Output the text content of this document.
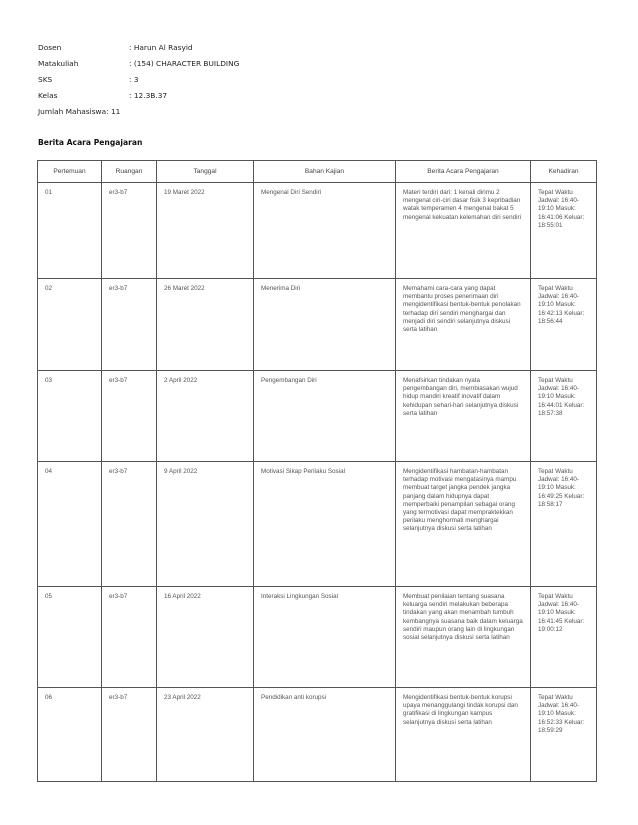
Dosen	: Harun Al Rasyid
Matakuliah	: (154) CHARACTER BUILDING
SKS	: 3
Kelas	: 12.3B.37
Jumlah Mahasiswa : 11
Berita Acara Pengajaran
Pertemuan	Ruangan	Tanggal	Bahan Kajian	Berita Acara Pengajaran	Kehadiran
01	er3-b7	19 Maret 2022	Mengenal Diri Sendiri	Materi terdiri dari: 1 kenali dirimu 2 mengenal ciri-ciri dasar fisik 3 kepribadian watak temperamen 4 mengenal bakat 5 mengenal kekuatan kelemahan diri sendiri	Tepat Waktu Jadwal: 16:40-19:10 Masuk: 16:41:06 Keluar: 18:55:01
02	er3-b7	26 Maret 2022	Menerima Diri	Memahami cara-cara yang dapat membantu proses penerimaan diri mengidentifikasi bentuk-bentuk penolakan terhadap diri sendiri menghargai dan menjadi diri sendiri selanjutnya diskusi serta latihan	Tepat Waktu Jadwal: 16:40-19:10 Masuk: 16:42:13 Keluar: 18:56:44
03	er3-b7	2 April 2022	Pengembangan Diri	Menafsirkan tindakan nyata pengembangan diri, membiasakan wujud hidup mandiri kreatif inovatif dalam kehidupan sehari-hari selanjutnya diskusi serta latihan	Tepat Waktu Jadwal: 16:40-19:10 Masuk: 16:44:01 Keluar: 18:57:38
04	er3-b7	9 April 2022	Motivasi Sikap Perilaku Sosial	Mengidentifikasi hambatan-hambatan terhadap motivasi mengatasinya mampu membuat target jangka pendek jangka panjang dalam hidupnya dapat memperbaiki penampilan sebagai orang yang termotivasi dapat mempraktekkan perilaku menghormati menghargai selanjutnya diskusi serta latihan	Tepat Waktu Jadwal: 16:40-19:10 Masuk: 16:49:25 Keluar: 18:58:17
05	er3-b7	16 April 2022	Interaksi Lingkungan Sosial	Membuat penilaian tentang suasana keluarga sendiri melakukan beberapa tindakan yang akan menambah tumbuh kembangnya suasana baik dalam keluarga sendiri maupun orang lain di lingkungan sosial selanjutnya diskusi serta latihan	Tepat Waktu Jadwal: 16:40-19:10 Masuk: 16:41:45 Keluar: 19:00:12
06	er3-b7	23 April 2022	Pendidikan anti korupsi	Mengidentifikasi bentuk-bentuk korupsi upaya menanggulangi tindak korupsi dan gratifikasi di lingkungan kampus selanjutnya diskusi serta latihan	Tepat Waktu Jadwal: 16:40-19:10 Masuk: 16:52:33 Keluar: 18:59:29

★ ★ ★ ★ ★ ★ ★

## STATED EXERCISE
Going through the entries above, report how many lines include the string "Pengajaran". The number alone is the answer.

## EXPECTED OUTPUT
2